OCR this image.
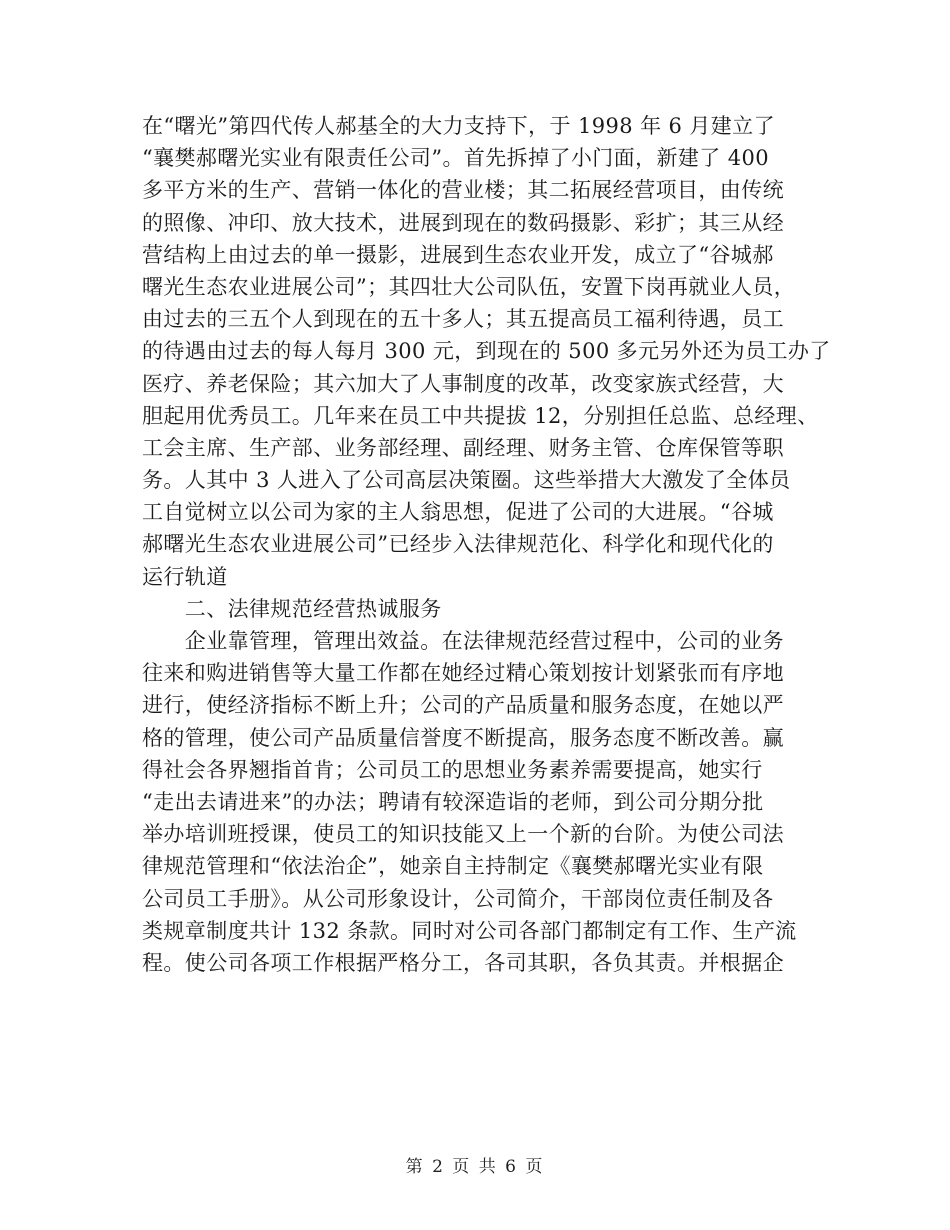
在“曙光”第四代传人郝基全的大力支持下，于 1998 年 6 月建立了
“襄樊郝曙光实业有限责任公司”。首先拆掉了小门面，新建了 400
多平方米的生产、营销一体化的营业楼；其二拓展经营项目，由传统
的照像、冲印、放大技术，进展到现在的数码摄影、彩扩；其三从经
营结构上由过去的单一摄影，进展到生态农业开发，成立了“谷城郝
曙光生态农业进展公司”；其四壮大公司队伍，安置下岗再就业人员，
由过去的三五个人到现在的五十多人；其五提高员工福利待遇，员工
的待遇由过去的每人每月 300 元，到现在的 500 多元另外还为员工办了
医疗、养老保险；其六加大了人事制度的改革，改变家族式经营，大
胆起用优秀员工。几年来在员工中共提拔 12，分别担任总监、总经理、
工会主席、生产部、业务部经理、副经理、财务主管、仓库保管等职
务。人其中 3 人进入了公司高层决策圈。这些举措大大激发了全体员
工自觉树立以公司为家的主人翁思想，促进了公司的大进展。“谷城
郝曙光生态农业进展公司”已经步入法律规范化、科学化和现代化的
运行轨道
　　二、法律规范经营热诚服务
　　企业靠管理，管理出效益。在法律规范经营过程中，公司的业务
往来和购进销售等大量工作都在她经过精心策划按计划紧张而有序地
进行，使经济指标不断上升；公司的产品质量和服务态度，在她以严
格的管理，使公司产品质量信誉度不断提高，服务态度不断改善。赢
得社会各界翘指首肯；公司员工的思想业务素养需要提高，她实行
“走出去请进来”的办法；聘请有较深造诣的老师，到公司分期分批
举办培训班授课，使员工的知识技能又上一个新的台阶。为使公司法
律规范管理和“依法治企”，她亲自主持制定《襄樊郝曙光实业有限
公司员工手册》。从公司形象设计，公司简介，干部岗位责任制及各
类规章制度共计 132 条款。同时对公司各部门都制定有工作、生产流
程。使公司各项工作根据严格分工，各司其职，各负其责。并根据企
第 2 页 共 6 页
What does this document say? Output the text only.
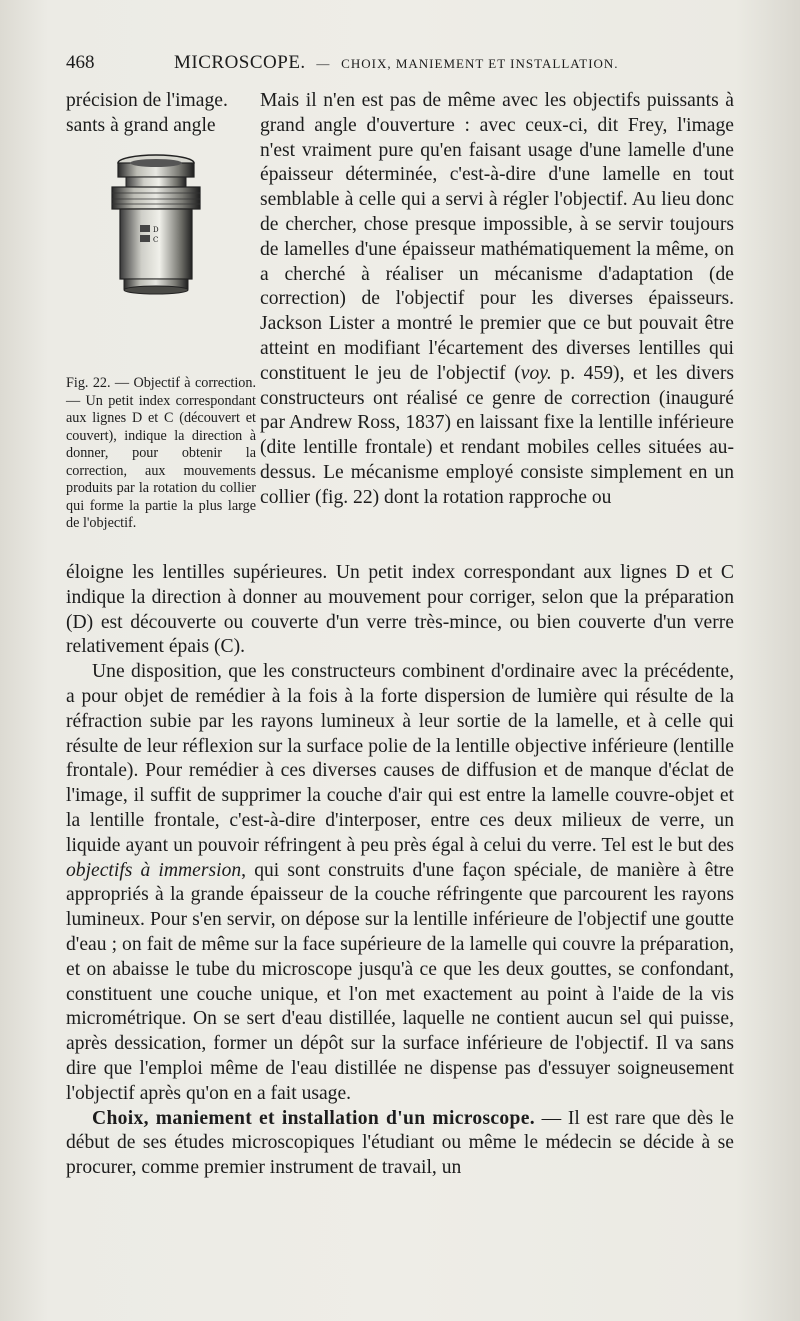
468	MICROSCOPE. — CHOIX, MANIEMENT ET INSTALLATION.
précision de l'image.
sants à grand angle
D
C
Fig. 22. — Objectif à correction. — Un petit index correspondant aux lignes D et C (découvert et couvert), indique la direction à donner, pour obtenir la correction, aux mouvements produits par la rotation du collier qui forme la partie la plus large de l'objectif.

Mais il n'en est pas de même avec les objectifs puissants à grand angle d'ouverture : avec ceux-ci, dit Frey, l'image n'est vraiment pure qu'en faisant usage d'une lamelle d'une épaisseur déterminée, c'est-à-dire d'une lamelle en tout semblable à celle qui a servi à régler l'objectif. Au lieu donc de chercher, chose presque impossible, à se servir toujours de lamelles d'une épaisseur mathématiquement la même, on a cherché à réaliser un mécanisme d'adaptation (de correction) de l'objectif pour les diverses épaisseurs. Jackson Lister a montré le premier que ce but pouvait être atteint en modifiant l'écartement des diverses lentilles qui constituent le jeu de l'objectif (voy. p. 459), et les divers constructeurs ont réalisé ce genre de correction (inauguré par Andrew Ross, 1837) en laissant fixe la lentille inférieure (dite lentille frontale) et rendant mobiles celles situées au-dessus. Le mécanisme employé consiste simplement en un collier (fig. 22) dont la rotation rapproche ou

éloigne les lentilles supérieures. Un petit index correspondant aux lignes D et C indique la direction à donner au mouvement pour corriger, selon que la préparation (D) est découverte ou couverte d'un verre très-mince, ou bien couverte d'un verre relativement épais (C).

Une disposition, que les constructeurs combinent d'ordinaire avec la précédente, a pour objet de remédier à la fois à la forte dispersion de lumière qui résulte de la réfraction subie par les rayons lumineux à leur sortie de la lamelle, et à celle qui résulte de leur réflexion sur la surface polie de la lentille objective inférieure (lentille frontale). Pour remédier à ces diverses causes de diffusion et de manque d'éclat de l'image, il suffit de supprimer la couche d'air qui est entre la lamelle couvre-objet et la lentille frontale, c'est-à-dire d'interposer, entre ces deux milieux de verre, un liquide ayant un pouvoir réfringent à peu près égal à celui du verre. Tel est le but des objectifs à immersion, qui sont construits d'une façon spéciale, de manière à être appropriés à la grande épaisseur de la couche réfringente que parcourent les rayons lumineux. Pour s'en servir, on dépose sur la lentille inférieure de l'objectif une goutte d'eau ; on fait de même sur la face supérieure de la lamelle qui couvre la préparation, et on abaisse le tube du microscope jusqu'à ce que les deux gouttes, se confondant, constituent une couche unique, et l'on met exactement au point à l'aide de la vis micrométrique. On se sert d'eau distillée, laquelle ne contient aucun sel qui puisse, après dessication, former un dépôt sur la surface inférieure de l'objectif. Il va sans dire que l'emploi même de l'eau distillée ne dispense pas d'essuyer soigneusement l'objectif après qu'on en a fait usage.

Choix, maniement et installation d'un microscope. — Il est rare que dès le début de ses études microscopiques l'étudiant ou même le médecin se décide à se procurer, comme premier instrument de travail, un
^^^^
### WHAT YOU ARE ASKED TO DO
Transcribe all of the entries word for word, but skip any pictures they contain.

### WORKED ANSWER
OCR this image.
在“曙光”第四代传人郝基全的大力支持下，于 1998 年 6 月建立了
“襄樊郝曙光实业有限责任公司”。首先拆掉了小门面，新建了 400
多平方米的生产、营销一体化的营业楼；其二拓展经营项目，由传统
的照像、冲印、放大技术，进展到现在的数码摄影、彩扩；其三从经
营结构上由过去的单一摄影，进展到生态农业开发，成立了“谷城郝
曙光生态农业进展公司”；其四壮大公司队伍，安置下岗再就业人员，
由过去的三五个人到现在的五十多人；其五提高员工福利待遇，员工
的待遇由过去的每人每月 300 元，到现在的 500 多元另外还为员工办了
医疗、养老保险；其六加大了人事制度的改革，改变家族式经营，大
胆起用优秀员工。几年来在员工中共提拔 12，分别担任总监、总经理、
工会主席、生产部、业务部经理、副经理、财务主管、仓库保管等职
务。人其中 3 人进入了公司高层决策圈。这些举措大大激发了全体员
工自觉树立以公司为家的主人翁思想，促进了公司的大进展。“谷城
郝曙光生态农业进展公司”已经步入法律规范化、科学化和现代化的
运行轨道
　　二、法律规范经营热诚服务
　　企业靠管理，管理出效益。在法律规范经营过程中，公司的业务
往来和购进销售等大量工作都在她经过精心策划按计划紧张而有序地
进行，使经济指标不断上升；公司的产品质量和服务态度，在她以严
格的管理，使公司产品质量信誉度不断提高，服务态度不断改善。赢
得社会各界翘指首肯；公司员工的思想业务素养需要提高，她实行
“走出去请进来”的办法；聘请有较深造诣的老师，到公司分期分批
举办培训班授课，使员工的知识技能又上一个新的台阶。为使公司法
律规范管理和“依法治企”，她亲自主持制定《襄樊郝曙光实业有限
公司员工手册》。从公司形象设计，公司简介，干部岗位责任制及各
类规章制度共计 132 条款。同时对公司各部门都制定有工作、生产流
程。使公司各项工作根据严格分工，各司其职，各负其责。并根据企
第 2 页 共 6 页
What does this document say? Output the text only.
468	MICROSCOPE. — CHOIX, MANIEMENT ET INSTALLATION.
précision de l'image.
sants à grand angle
D
C
Fig. 22. — Objectif à correction. — Un petit index correspondant aux lignes D et C (découvert et couvert), indique la direction à donner, pour obtenir la correction, aux mouvements produits par la rotation du collier qui forme la partie la plus large de l'objectif.

Mais il n'en est pas de même avec les objectifs puissants à grand angle d'ouverture : avec ceux-ci, dit Frey, l'image n'est vraiment pure qu'en faisant usage d'une lamelle d'une épaisseur déterminée, c'est-à-dire d'une lamelle en tout semblable à celle qui a servi à régler l'objectif. Au lieu donc de chercher, chose presque impossible, à se servir toujours de lamelles d'une épaisseur mathématiquement la même, on a cherché à réaliser un mécanisme d'adaptation (de correction) de l'objectif pour les diverses épaisseurs. Jackson Lister a montré le premier que ce but pouvait être atteint en modifiant l'écartement des diverses lentilles qui constituent le jeu de l'objectif (voy. p. 459), et les divers constructeurs ont réalisé ce genre de correction (inauguré par Andrew Ross, 1837) en laissant fixe la lentille inférieure (dite lentille frontale) et rendant mobiles celles situées au-dessus. Le mécanisme employé consiste simplement en un collier (fig. 22) dont la rotation rapproche ou

éloigne les lentilles supérieures. Un petit index correspondant aux lignes D et C indique la direction à donner au mouvement pour corriger, selon que la préparation (D) est découverte ou couverte d'un verre très-mince, ou bien couverte d'un verre relativement épais (C).

Une disposition, que les constructeurs combinent d'ordinaire avec la précédente, a pour objet de remédier à la fois à la forte dispersion de lumière qui résulte de la réfraction subie par les rayons lumineux à leur sortie de la lamelle, et à celle qui résulte de leur réflexion sur la surface polie de la lentille objective inférieure (lentille frontale). Pour remédier à ces diverses causes de diffusion et de manque d'éclat de l'image, il suffit de supprimer la couche d'air qui est entre la lamelle couvre-objet et la lentille frontale, c'est-à-dire d'interposer, entre ces deux milieux de verre, un liquide ayant un pouvoir réfringent à peu près égal à celui du verre. Tel est le but des objectifs à immersion, qui sont construits d'une façon spéciale, de manière à être appropriés à la grande épaisseur de la couche réfringente que parcourent les rayons lumineux. Pour s'en servir, on dépose sur la lentille inférieure de l'objectif une goutte d'eau ; on fait de même sur la face supérieure de la lamelle qui couvre la préparation, et on abaisse le tube du microscope jusqu'à ce que les deux gouttes, se confondant, constituent une couche unique, et l'on met exactement au point à l'aide de la vis micrométrique. On se sert d'eau distillée, laquelle ne contient aucun sel qui puisse, après dessication, former un dépôt sur la surface inférieure de l'objectif. Il va sans dire que l'emploi même de l'eau distillée ne dispense pas d'essuyer soigneusement l'objectif après qu'on en a fait usage.

Choix, maniement et installation d'un microscope. — Il est rare que dès le début de ses études microscopiques l'étudiant ou même le médecin se décide à se procurer, comme premier instrument de travail, un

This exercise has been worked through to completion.